Dataset items
☆ ☆ ☆ ☆ ☆ ☆ ☆
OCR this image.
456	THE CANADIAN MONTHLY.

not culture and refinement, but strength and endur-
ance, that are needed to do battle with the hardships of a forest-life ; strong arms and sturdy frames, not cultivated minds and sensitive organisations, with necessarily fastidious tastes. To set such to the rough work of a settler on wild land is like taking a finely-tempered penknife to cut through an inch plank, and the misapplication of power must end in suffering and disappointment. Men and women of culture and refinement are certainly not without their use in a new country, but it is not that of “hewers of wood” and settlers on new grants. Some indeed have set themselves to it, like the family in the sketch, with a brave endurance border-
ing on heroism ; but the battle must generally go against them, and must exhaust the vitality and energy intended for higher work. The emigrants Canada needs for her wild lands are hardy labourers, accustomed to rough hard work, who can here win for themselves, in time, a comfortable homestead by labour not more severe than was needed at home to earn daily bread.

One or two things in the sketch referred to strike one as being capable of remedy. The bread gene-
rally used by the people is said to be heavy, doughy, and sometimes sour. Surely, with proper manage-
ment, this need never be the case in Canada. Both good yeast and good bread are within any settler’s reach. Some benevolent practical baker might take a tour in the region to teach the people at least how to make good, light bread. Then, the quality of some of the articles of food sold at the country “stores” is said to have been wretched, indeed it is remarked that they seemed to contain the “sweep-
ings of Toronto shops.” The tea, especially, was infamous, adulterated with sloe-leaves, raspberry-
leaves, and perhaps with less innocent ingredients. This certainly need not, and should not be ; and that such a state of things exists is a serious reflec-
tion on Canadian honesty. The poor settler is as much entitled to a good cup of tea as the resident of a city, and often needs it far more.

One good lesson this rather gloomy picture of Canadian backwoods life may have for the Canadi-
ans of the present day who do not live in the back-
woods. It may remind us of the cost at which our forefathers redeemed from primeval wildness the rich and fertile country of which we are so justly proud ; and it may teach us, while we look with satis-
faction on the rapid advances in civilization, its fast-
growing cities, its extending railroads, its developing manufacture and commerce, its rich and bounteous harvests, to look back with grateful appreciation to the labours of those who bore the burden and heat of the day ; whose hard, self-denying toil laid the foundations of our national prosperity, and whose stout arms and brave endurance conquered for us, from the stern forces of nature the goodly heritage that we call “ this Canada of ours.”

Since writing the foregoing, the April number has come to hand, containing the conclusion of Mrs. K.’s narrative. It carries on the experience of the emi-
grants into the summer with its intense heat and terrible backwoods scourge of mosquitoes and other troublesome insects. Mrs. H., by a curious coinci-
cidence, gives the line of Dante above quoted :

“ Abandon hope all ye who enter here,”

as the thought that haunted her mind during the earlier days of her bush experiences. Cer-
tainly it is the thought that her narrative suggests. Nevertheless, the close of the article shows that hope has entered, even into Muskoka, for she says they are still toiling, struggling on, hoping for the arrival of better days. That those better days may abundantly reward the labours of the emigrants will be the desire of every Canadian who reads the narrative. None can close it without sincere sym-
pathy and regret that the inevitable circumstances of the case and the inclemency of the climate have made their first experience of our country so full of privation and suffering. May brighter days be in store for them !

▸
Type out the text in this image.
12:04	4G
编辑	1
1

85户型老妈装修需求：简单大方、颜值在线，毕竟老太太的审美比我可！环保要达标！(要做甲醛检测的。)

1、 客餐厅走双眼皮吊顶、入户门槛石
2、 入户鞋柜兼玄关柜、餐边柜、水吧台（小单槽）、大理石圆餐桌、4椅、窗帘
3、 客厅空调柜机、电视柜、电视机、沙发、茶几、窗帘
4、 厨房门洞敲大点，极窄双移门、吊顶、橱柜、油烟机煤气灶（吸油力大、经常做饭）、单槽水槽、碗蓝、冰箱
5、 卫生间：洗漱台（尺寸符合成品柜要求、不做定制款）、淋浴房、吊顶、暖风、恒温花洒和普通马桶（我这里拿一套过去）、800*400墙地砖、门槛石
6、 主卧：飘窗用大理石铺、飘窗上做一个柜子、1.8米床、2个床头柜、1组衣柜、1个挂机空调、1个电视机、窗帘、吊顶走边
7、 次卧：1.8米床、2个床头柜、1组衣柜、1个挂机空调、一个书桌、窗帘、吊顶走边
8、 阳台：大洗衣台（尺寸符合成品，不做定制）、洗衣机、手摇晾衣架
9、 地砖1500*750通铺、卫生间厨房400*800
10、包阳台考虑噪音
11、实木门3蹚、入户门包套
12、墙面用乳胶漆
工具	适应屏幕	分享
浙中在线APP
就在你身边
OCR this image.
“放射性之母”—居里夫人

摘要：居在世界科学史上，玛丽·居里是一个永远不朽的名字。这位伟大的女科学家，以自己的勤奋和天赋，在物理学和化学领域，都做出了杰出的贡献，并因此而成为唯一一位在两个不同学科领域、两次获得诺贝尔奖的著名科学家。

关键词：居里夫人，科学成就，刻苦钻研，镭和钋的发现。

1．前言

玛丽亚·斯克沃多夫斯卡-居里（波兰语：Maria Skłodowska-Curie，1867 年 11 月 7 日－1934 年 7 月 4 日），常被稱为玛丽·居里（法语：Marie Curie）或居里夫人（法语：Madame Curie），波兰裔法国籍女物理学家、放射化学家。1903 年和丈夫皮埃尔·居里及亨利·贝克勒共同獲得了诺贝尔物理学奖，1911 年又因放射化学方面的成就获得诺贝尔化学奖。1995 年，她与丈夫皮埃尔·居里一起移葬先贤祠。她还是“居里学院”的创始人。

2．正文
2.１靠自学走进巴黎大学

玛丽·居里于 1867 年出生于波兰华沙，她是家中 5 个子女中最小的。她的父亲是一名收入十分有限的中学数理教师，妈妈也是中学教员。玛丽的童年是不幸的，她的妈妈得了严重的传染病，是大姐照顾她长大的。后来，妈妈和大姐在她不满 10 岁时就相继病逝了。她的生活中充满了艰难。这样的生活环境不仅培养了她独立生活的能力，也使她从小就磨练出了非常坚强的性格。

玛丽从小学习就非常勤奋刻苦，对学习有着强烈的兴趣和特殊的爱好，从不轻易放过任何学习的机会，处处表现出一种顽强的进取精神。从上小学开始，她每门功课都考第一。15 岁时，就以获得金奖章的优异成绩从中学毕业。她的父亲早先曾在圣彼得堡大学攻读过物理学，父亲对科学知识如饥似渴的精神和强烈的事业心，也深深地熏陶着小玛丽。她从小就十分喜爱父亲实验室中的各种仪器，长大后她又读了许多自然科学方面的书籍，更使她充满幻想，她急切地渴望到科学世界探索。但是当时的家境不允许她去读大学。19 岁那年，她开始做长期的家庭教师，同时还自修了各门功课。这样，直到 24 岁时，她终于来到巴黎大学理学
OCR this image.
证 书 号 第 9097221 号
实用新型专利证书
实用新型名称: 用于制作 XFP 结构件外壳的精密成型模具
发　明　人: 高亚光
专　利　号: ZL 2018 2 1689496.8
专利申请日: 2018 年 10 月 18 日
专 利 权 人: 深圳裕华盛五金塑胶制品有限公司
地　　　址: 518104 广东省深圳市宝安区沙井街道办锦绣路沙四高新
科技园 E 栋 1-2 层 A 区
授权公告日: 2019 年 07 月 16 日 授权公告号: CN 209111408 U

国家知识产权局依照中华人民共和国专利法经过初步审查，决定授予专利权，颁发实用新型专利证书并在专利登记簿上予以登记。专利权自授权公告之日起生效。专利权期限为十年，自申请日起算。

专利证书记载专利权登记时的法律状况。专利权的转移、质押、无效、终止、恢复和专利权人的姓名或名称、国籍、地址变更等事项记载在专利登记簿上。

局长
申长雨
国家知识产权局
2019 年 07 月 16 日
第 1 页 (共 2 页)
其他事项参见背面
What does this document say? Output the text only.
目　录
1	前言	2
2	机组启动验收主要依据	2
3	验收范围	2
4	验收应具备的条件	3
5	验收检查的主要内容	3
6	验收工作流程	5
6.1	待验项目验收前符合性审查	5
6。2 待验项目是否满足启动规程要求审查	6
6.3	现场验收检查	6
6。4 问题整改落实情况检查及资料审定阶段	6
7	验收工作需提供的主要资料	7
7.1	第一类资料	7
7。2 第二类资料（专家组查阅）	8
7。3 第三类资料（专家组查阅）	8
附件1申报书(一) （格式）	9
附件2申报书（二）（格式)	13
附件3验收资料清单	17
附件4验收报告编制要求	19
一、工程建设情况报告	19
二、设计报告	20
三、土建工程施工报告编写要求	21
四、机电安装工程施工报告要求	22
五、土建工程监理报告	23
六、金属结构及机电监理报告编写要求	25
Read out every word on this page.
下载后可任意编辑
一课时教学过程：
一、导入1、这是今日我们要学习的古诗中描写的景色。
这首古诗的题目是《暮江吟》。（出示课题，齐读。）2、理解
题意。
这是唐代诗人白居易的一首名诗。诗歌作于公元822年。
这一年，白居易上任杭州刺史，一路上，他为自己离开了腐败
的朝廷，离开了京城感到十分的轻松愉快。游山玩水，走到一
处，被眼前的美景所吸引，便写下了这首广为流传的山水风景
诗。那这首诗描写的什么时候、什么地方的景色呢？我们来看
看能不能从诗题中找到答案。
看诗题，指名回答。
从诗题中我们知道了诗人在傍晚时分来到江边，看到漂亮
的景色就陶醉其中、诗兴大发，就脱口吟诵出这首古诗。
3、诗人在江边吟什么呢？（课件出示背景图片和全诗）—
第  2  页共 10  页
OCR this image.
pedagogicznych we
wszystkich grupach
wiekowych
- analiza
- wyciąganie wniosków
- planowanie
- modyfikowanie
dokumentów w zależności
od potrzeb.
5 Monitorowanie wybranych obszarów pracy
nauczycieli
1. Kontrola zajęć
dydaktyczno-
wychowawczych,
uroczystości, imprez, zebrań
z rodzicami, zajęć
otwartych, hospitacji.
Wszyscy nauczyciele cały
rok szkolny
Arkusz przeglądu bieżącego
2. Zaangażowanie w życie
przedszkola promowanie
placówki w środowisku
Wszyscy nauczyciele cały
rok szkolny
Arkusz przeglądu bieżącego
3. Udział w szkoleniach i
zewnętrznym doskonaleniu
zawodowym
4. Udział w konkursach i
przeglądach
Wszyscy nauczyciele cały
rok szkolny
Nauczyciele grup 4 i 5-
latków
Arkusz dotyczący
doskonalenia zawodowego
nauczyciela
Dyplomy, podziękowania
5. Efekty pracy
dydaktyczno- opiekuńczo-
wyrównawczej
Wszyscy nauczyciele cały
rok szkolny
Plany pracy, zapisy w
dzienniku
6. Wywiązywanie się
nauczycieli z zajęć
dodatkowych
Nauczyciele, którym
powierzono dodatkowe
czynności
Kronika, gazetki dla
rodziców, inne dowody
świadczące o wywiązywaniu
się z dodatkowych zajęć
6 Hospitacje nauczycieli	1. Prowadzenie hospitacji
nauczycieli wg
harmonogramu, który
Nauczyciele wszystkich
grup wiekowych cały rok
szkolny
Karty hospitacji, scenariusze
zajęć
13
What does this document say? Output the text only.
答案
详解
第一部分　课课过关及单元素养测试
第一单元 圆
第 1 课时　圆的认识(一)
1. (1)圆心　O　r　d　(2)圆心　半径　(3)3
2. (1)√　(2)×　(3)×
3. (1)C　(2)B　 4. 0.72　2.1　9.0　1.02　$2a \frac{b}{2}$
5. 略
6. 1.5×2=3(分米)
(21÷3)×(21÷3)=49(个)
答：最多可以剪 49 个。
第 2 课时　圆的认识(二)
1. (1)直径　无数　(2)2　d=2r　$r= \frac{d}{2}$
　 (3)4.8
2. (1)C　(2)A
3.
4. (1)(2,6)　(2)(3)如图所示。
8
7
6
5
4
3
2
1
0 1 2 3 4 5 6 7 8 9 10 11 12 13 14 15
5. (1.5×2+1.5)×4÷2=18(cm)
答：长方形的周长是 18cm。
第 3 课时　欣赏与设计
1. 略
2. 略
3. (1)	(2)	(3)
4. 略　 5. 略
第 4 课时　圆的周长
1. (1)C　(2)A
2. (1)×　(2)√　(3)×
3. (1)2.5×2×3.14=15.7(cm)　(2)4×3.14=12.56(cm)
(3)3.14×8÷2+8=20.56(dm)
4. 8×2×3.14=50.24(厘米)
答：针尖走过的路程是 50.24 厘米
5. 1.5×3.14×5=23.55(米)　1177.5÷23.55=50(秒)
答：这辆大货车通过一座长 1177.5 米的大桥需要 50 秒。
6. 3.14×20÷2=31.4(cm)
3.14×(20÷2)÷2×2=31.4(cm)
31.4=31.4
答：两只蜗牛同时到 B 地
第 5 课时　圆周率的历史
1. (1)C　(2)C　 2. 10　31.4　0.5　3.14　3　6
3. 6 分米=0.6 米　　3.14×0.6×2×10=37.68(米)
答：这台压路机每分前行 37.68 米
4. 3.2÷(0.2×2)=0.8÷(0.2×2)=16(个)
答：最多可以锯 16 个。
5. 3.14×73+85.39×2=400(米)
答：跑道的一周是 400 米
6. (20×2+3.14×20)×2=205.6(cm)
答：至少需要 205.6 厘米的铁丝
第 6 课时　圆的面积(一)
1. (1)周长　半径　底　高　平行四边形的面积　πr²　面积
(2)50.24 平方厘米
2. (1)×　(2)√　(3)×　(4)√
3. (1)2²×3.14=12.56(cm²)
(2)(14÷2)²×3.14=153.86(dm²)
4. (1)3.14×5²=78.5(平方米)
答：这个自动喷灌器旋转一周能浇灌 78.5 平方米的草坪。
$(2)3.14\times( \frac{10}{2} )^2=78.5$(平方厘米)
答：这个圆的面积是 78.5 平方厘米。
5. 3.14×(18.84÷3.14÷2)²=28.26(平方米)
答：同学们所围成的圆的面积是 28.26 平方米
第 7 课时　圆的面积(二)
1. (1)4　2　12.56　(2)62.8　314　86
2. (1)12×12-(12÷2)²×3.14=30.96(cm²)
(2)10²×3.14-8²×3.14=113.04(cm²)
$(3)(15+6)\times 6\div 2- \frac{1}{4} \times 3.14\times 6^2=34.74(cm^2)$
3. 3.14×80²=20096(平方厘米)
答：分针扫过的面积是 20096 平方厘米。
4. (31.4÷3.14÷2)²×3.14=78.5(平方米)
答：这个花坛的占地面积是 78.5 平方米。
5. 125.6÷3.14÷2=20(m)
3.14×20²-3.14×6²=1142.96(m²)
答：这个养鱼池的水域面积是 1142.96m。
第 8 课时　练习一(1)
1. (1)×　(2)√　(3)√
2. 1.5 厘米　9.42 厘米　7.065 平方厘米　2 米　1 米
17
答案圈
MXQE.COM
☆ ☆ ☆ ☆ ☆ ☆ ☆
▶ **What the task requires**
Only a number is wanted: how many lines above include "work"?

▶ **Output below**
2